## INSTRUCTION
Restate the whole listing word for word. Pictures are left out.
▬▬▬▬▬▬
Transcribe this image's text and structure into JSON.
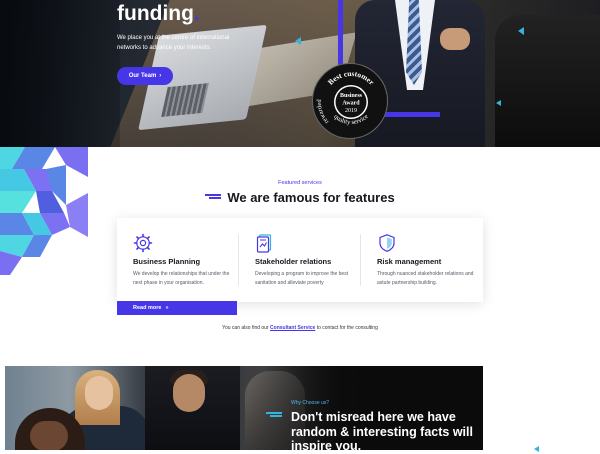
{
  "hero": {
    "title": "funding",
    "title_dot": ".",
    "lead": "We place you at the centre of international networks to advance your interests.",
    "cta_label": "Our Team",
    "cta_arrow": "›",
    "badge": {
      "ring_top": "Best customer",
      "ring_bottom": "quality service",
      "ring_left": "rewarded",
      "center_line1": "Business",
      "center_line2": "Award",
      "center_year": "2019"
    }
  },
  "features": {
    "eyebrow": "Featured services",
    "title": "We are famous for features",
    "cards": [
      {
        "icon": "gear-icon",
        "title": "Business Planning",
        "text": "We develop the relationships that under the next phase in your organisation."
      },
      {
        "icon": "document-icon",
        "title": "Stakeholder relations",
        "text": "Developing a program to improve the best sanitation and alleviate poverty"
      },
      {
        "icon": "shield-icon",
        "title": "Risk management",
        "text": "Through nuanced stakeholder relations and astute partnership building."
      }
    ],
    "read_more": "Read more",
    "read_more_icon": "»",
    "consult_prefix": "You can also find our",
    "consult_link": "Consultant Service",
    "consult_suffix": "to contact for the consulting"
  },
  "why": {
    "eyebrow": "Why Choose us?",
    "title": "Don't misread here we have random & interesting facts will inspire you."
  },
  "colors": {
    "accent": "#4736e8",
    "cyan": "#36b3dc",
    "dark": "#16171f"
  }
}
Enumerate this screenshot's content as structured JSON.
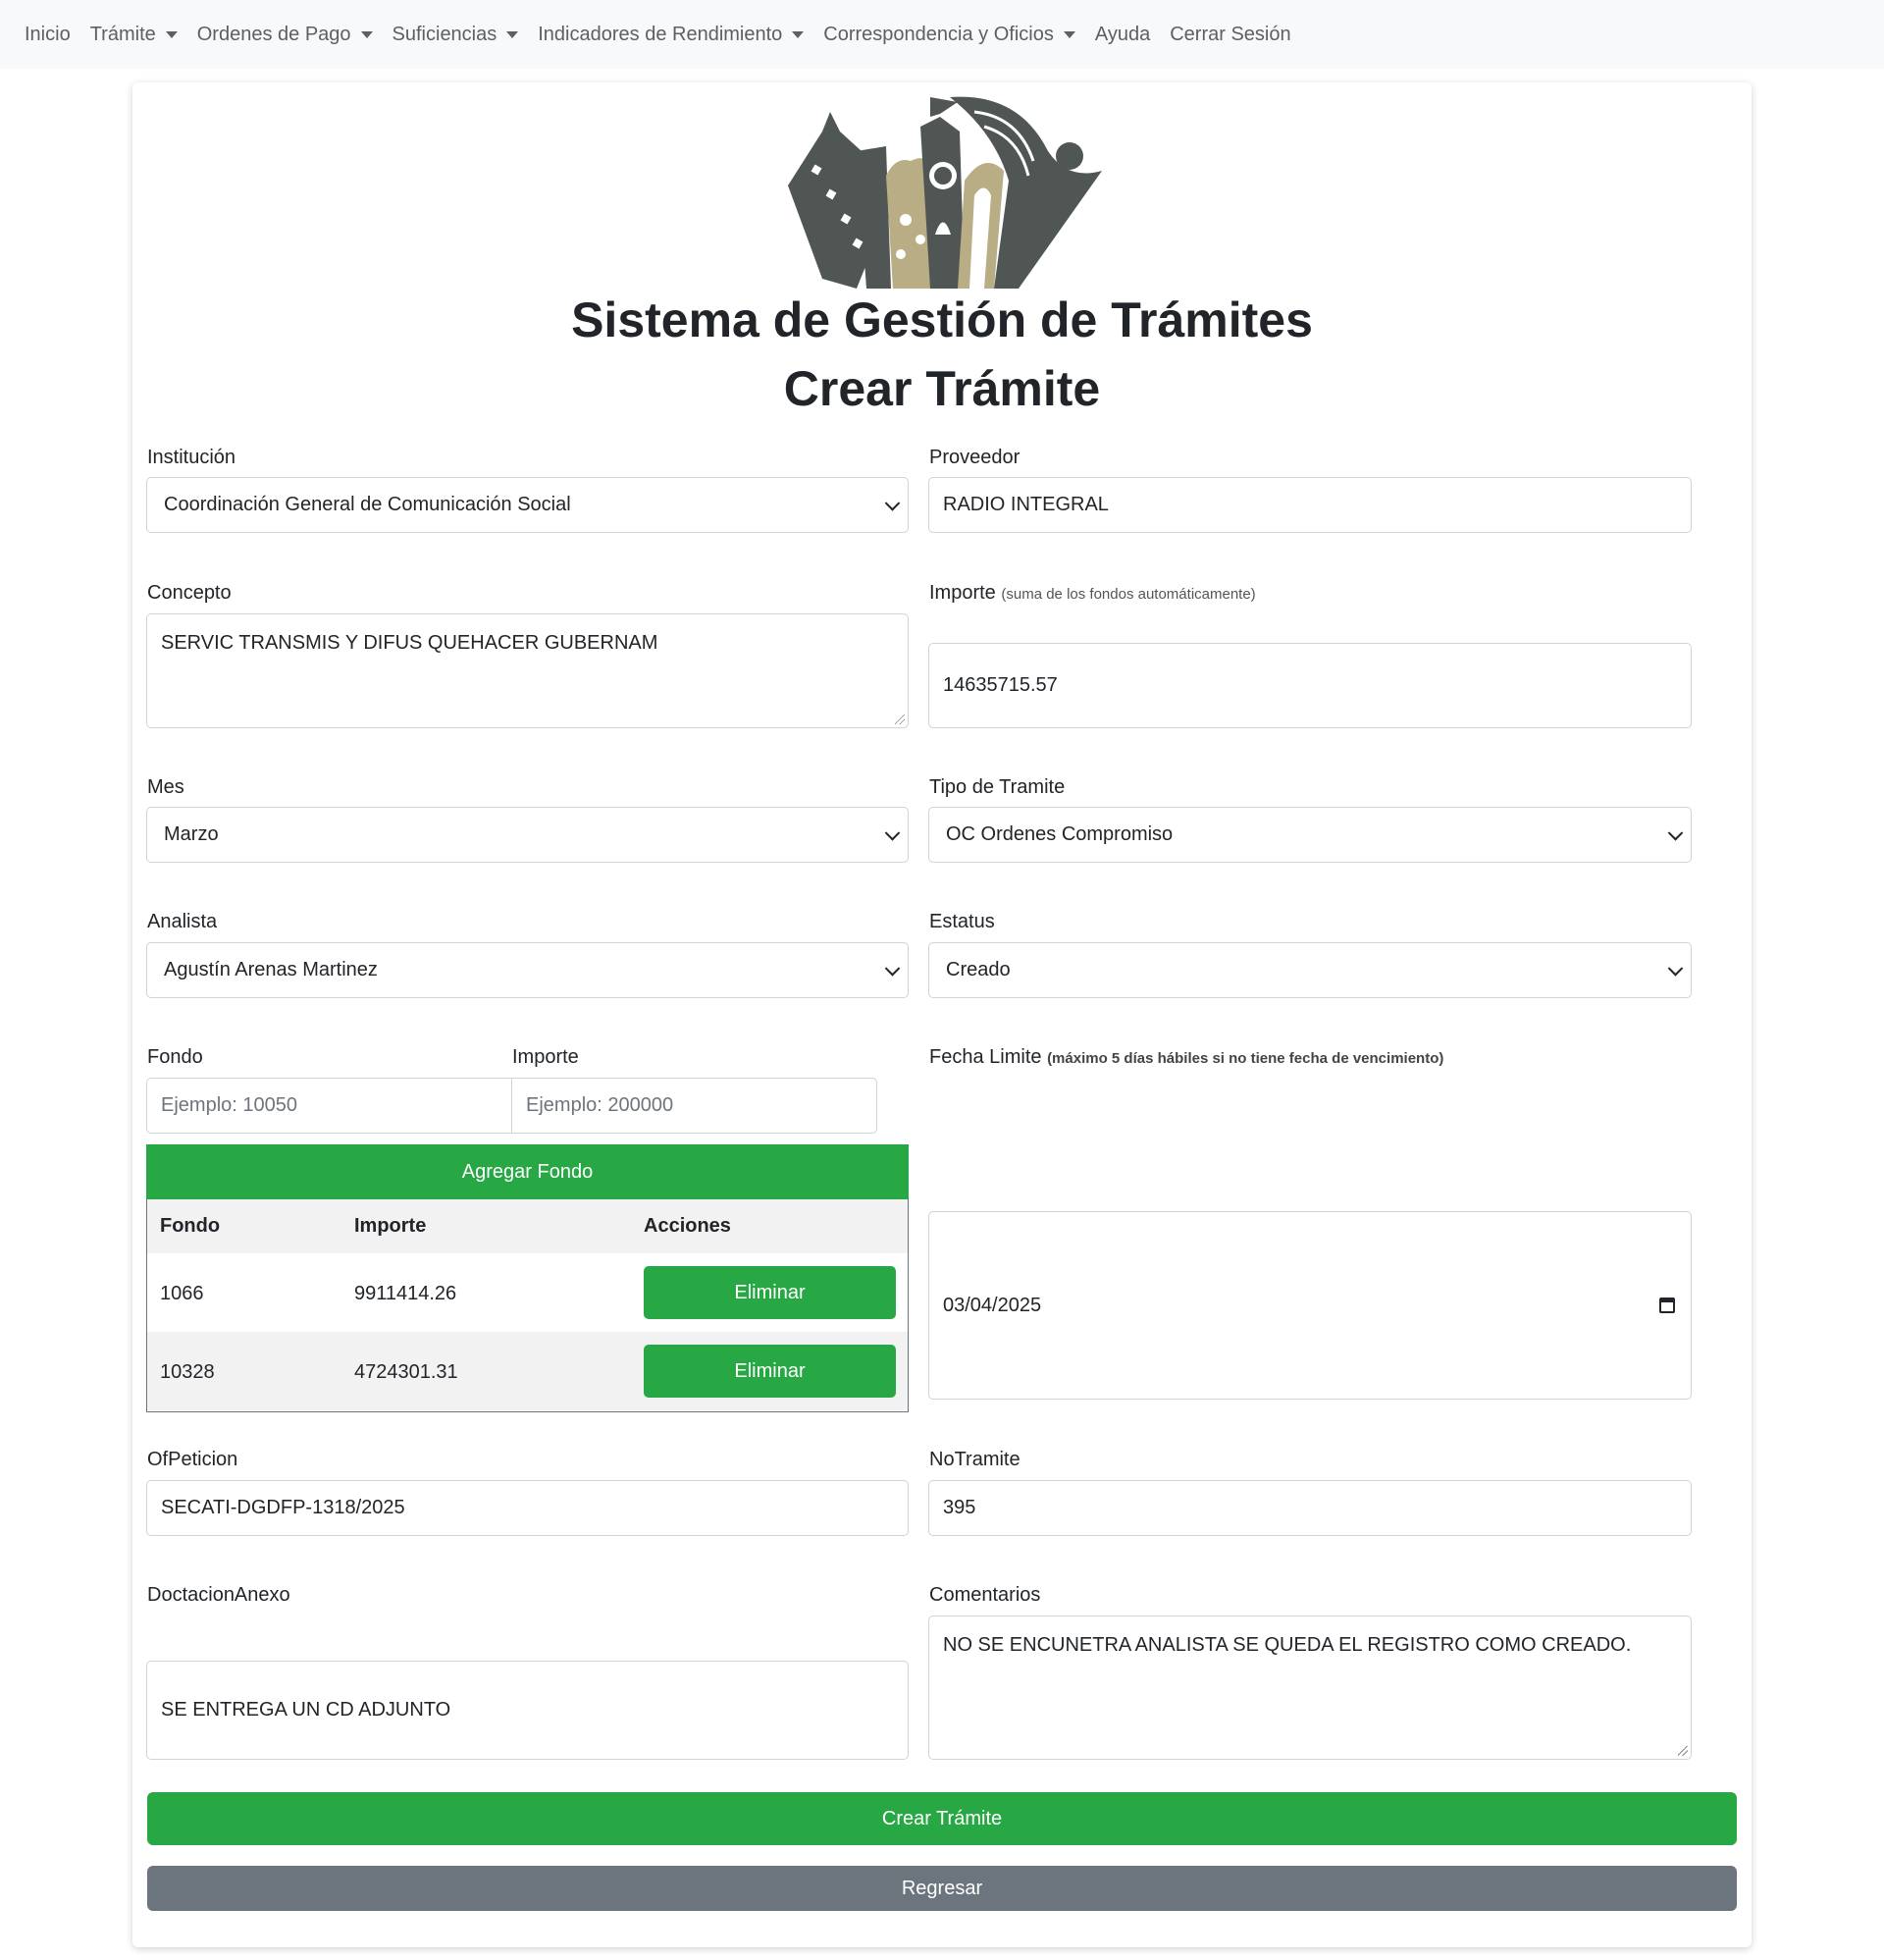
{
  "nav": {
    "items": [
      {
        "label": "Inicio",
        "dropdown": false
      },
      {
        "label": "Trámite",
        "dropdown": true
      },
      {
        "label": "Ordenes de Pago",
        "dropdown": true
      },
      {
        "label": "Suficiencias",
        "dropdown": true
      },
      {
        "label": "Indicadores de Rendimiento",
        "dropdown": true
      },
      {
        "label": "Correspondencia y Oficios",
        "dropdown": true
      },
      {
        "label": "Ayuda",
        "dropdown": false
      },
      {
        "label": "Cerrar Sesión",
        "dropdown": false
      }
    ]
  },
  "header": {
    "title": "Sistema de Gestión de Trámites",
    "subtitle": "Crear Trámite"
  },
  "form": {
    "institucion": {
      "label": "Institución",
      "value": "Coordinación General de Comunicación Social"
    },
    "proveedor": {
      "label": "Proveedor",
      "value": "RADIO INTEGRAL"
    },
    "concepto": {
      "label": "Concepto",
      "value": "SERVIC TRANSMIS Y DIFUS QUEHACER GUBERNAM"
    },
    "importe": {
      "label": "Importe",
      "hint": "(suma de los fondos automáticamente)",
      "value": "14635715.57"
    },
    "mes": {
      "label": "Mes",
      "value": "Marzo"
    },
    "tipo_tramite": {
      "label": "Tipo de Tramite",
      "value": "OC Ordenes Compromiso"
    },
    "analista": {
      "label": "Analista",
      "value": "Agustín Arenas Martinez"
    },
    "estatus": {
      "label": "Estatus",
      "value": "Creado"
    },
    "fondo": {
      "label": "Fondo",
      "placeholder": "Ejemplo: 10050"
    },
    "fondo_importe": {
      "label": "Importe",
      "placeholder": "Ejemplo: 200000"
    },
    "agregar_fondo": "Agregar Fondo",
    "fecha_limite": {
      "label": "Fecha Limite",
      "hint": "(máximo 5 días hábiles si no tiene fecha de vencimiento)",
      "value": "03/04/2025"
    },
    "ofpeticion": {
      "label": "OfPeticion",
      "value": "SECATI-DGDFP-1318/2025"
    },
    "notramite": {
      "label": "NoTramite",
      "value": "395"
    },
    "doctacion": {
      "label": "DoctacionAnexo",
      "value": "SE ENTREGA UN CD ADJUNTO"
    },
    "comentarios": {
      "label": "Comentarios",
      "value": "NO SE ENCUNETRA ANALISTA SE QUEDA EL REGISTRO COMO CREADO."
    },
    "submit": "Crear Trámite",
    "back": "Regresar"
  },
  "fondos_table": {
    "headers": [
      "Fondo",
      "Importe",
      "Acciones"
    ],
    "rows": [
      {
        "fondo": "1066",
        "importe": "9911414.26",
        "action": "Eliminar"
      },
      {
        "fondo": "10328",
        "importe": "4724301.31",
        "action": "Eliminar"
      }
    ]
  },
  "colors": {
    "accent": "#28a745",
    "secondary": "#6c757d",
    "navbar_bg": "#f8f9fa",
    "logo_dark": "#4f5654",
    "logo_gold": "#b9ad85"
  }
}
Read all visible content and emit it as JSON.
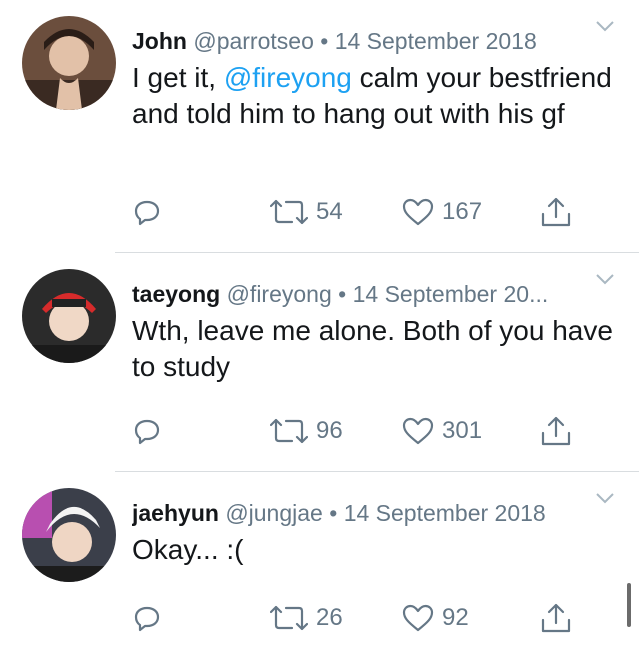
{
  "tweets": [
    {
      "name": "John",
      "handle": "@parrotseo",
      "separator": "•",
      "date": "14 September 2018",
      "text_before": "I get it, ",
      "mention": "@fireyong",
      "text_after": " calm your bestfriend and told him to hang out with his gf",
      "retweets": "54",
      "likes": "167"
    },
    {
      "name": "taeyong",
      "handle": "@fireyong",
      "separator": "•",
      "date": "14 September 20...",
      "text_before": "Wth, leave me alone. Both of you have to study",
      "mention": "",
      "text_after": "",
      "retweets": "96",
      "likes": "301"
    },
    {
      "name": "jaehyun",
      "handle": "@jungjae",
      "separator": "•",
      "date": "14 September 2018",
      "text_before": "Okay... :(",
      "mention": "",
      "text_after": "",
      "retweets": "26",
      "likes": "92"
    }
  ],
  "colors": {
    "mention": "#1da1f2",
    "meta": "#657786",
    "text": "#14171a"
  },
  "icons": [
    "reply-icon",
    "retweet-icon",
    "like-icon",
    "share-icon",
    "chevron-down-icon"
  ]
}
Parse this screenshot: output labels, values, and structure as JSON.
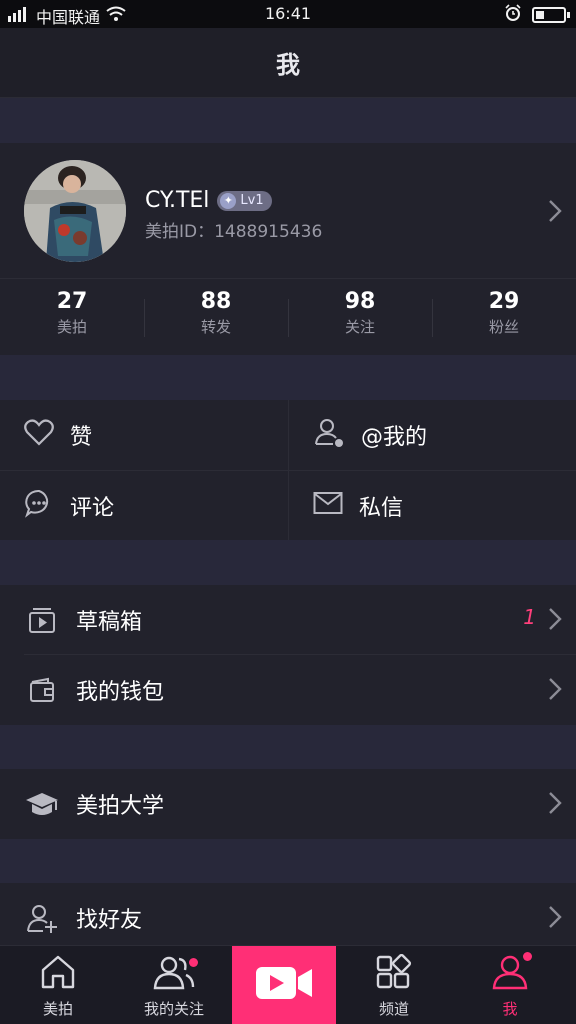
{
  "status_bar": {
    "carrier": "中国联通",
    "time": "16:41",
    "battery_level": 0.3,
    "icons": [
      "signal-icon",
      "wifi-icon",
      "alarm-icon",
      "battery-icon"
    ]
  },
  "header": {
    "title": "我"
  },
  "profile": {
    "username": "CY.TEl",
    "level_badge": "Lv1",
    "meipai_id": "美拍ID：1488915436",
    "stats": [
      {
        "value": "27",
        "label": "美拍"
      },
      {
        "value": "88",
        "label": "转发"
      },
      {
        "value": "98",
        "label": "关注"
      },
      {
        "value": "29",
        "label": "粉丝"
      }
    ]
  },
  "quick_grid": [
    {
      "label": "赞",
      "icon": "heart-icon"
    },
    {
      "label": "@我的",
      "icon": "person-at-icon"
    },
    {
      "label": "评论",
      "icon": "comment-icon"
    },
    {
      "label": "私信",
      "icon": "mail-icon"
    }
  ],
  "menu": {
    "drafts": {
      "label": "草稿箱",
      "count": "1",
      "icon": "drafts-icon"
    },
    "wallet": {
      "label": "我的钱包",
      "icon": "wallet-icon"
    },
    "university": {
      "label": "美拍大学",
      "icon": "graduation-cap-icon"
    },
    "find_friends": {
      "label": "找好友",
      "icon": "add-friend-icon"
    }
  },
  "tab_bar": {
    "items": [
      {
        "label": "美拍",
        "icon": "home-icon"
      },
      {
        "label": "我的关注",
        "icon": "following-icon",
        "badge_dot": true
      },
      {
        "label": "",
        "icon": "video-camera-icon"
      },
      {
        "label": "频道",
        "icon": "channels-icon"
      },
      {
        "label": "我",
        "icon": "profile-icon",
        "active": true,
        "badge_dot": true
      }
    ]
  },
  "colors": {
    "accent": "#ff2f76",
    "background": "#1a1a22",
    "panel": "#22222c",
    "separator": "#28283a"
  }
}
▬▬▬▬▬▬
## FULL RESPONSE
Transcribe this image's text and structure into JSON.
{
  "hero": {
    "title": "funding",
    "title_dot": ".",
    "lead": "We place you at the centre of international networks to advance your interests.",
    "cta_label": "Our Team",
    "cta_arrow": "›",
    "badge": {
      "ring_top": "Best customer",
      "ring_bottom": "quality service",
      "ring_left": "rewarded",
      "center_line1": "Business",
      "center_line2": "Award",
      "center_year": "2019"
    }
  },
  "features": {
    "eyebrow": "Featured services",
    "title": "We are famous for features",
    "cards": [
      {
        "icon": "gear-icon",
        "title": "Business Planning",
        "text": "We develop the relationships that under the next phase in your organisation."
      },
      {
        "icon": "document-icon",
        "title": "Stakeholder relations",
        "text": "Developing a program to improve the best sanitation and alleviate poverty"
      },
      {
        "icon": "shield-icon",
        "title": "Risk management",
        "text": "Through nuanced stakeholder relations and astute partnership building."
      }
    ],
    "read_more": "Read more",
    "read_more_icon": "»",
    "consult_prefix": "You can also find our",
    "consult_link": "Consultant Service",
    "consult_suffix": "to contact for the consulting"
  },
  "why": {
    "eyebrow": "Why Choose us?",
    "title": "Don't misread here we have random & interesting facts will inspire you."
  },
  "colors": {
    "accent": "#4736e8",
    "cyan": "#36b3dc",
    "dark": "#16171f"
  }
}
Enumerate this screenshot's content as structured JSON.
{
  "nav": {
    "items": [
      {
        "label": "Inicio",
        "dropdown": false
      },
      {
        "label": "Trámite",
        "dropdown": true
      },
      {
        "label": "Ordenes de Pago",
        "dropdown": true
      },
      {
        "label": "Suficiencias",
        "dropdown": true
      },
      {
        "label": "Indicadores de Rendimiento",
        "dropdown": true
      },
      {
        "label": "Correspondencia y Oficios",
        "dropdown": true
      },
      {
        "label": "Ayuda",
        "dropdown": false
      },
      {
        "label": "Cerrar Sesión",
        "dropdown": false
      }
    ]
  },
  "header": {
    "title": "Sistema de Gestión de Trámites",
    "subtitle": "Crear Trámite"
  },
  "form": {
    "institucion": {
      "label": "Institución",
      "value": "Coordinación General de Comunicación Social"
    },
    "proveedor": {
      "label": "Proveedor",
      "value": "RADIO INTEGRAL"
    },
    "concepto": {
      "label": "Concepto",
      "value": "SERVIC TRANSMIS Y DIFUS QUEHACER GUBERNAM"
    },
    "importe": {
      "label": "Importe",
      "hint": "(suma de los fondos automáticamente)",
      "value": "14635715.57"
    },
    "mes": {
      "label": "Mes",
      "value": "Marzo"
    },
    "tipo_tramite": {
      "label": "Tipo de Tramite",
      "value": "OC Ordenes Compromiso"
    },
    "analista": {
      "label": "Analista",
      "value": "Agustín Arenas Martinez"
    },
    "estatus": {
      "label": "Estatus",
      "value": "Creado"
    },
    "fondo": {
      "label": "Fondo",
      "placeholder": "Ejemplo: 10050"
    },
    "fondo_importe": {
      "label": "Importe",
      "placeholder": "Ejemplo: 200000"
    },
    "agregar_fondo": "Agregar Fondo",
    "fecha_limite": {
      "label": "Fecha Limite",
      "hint": "(máximo 5 días hábiles si no tiene fecha de vencimiento)",
      "value": "03/04/2025"
    },
    "ofpeticion": {
      "label": "OfPeticion",
      "value": "SECATI-DGDFP-1318/2025"
    },
    "notramite": {
      "label": "NoTramite",
      "value": "395"
    },
    "doctacion": {
      "label": "DoctacionAnexo",
      "value": "SE ENTREGA UN CD ADJUNTO"
    },
    "comentarios": {
      "label": "Comentarios",
      "value": "NO SE ENCUNETRA ANALISTA SE QUEDA EL REGISTRO COMO CREADO."
    },
    "submit": "Crear Trámite",
    "back": "Regresar"
  },
  "fondos_table": {
    "headers": [
      "Fondo",
      "Importe",
      "Acciones"
    ],
    "rows": [
      {
        "fondo": "1066",
        "importe": "9911414.26",
        "action": "Eliminar"
      },
      {
        "fondo": "10328",
        "importe": "4724301.31",
        "action": "Eliminar"
      }
    ]
  },
  "colors": {
    "accent": "#28a745",
    "secondary": "#6c757d",
    "navbar_bg": "#f8f9fa",
    "logo_dark": "#4f5654",
    "logo_gold": "#b9ad85"
  }
}
Read all visible content and emit it as JSON.
{
  "tweets": [
    {
      "name": "John",
      "handle": "@parrotseo",
      "separator": "•",
      "date": "14 September 2018",
      "text_before": "I get it, ",
      "mention": "@fireyong",
      "text_after": " calm your bestfriend and told him to hang out with his gf",
      "retweets": "54",
      "likes": "167"
    },
    {
      "name": "taeyong",
      "handle": "@fireyong",
      "separator": "•",
      "date": "14 September 20...",
      "text_before": "Wth, leave me alone. Both of you have to study",
      "mention": "",
      "text_after": "",
      "retweets": "96",
      "likes": "301"
    },
    {
      "name": "jaehyun",
      "handle": "@jungjae",
      "separator": "•",
      "date": "14 September 2018",
      "text_before": "Okay... :(",
      "mention": "",
      "text_after": "",
      "retweets": "26",
      "likes": "92"
    }
  ],
  "colors": {
    "mention": "#1da1f2",
    "meta": "#657786",
    "text": "#14171a"
  },
  "icons": [
    "reply-icon",
    "retweet-icon",
    "like-icon",
    "share-icon",
    "chevron-down-icon"
  ]
}
Parse this screenshot: output labels, values, and structure as JSON.
{
  "status_bar": {
    "carrier": "中国联通",
    "time": "16:41",
    "battery_level": 0.3,
    "icons": [
      "signal-icon",
      "wifi-icon",
      "alarm-icon",
      "battery-icon"
    ]
  },
  "header": {
    "title": "我"
  },
  "profile": {
    "username": "CY.TEl",
    "level_badge": "Lv1",
    "meipai_id": "美拍ID：1488915436",
    "stats": [
      {
        "value": "27",
        "label": "美拍"
      },
      {
        "value": "88",
        "label": "转发"
      },
      {
        "value": "98",
        "label": "关注"
      },
      {
        "value": "29",
        "label": "粉丝"
      }
    ]
  },
  "quick_grid": [
    {
      "label": "赞",
      "icon": "heart-icon"
    },
    {
      "label": "@我的",
      "icon": "person-at-icon"
    },
    {
      "label": "评论",
      "icon": "comment-icon"
    },
    {
      "label": "私信",
      "icon": "mail-icon"
    }
  ],
  "menu": {
    "drafts": {
      "label": "草稿箱",
      "count": "1",
      "icon": "drafts-icon"
    },
    "wallet": {
      "label": "我的钱包",
      "icon": "wallet-icon"
    },
    "university": {
      "label": "美拍大学",
      "icon": "graduation-cap-icon"
    },
    "find_friends": {
      "label": "找好友",
      "icon": "add-friend-icon"
    }
  },
  "tab_bar": {
    "items": [
      {
        "label": "美拍",
        "icon": "home-icon"
      },
      {
        "label": "我的关注",
        "icon": "following-icon",
        "badge_dot": true
      },
      {
        "label": "",
        "icon": "video-camera-icon"
      },
      {
        "label": "频道",
        "icon": "channels-icon"
      },
      {
        "label": "我",
        "icon": "profile-icon",
        "active": true,
        "badge_dot": true
      }
    ]
  },
  "colors": {
    "accent": "#ff2f76",
    "background": "#1a1a22",
    "panel": "#22222c",
    "separator": "#28283a"
  }
}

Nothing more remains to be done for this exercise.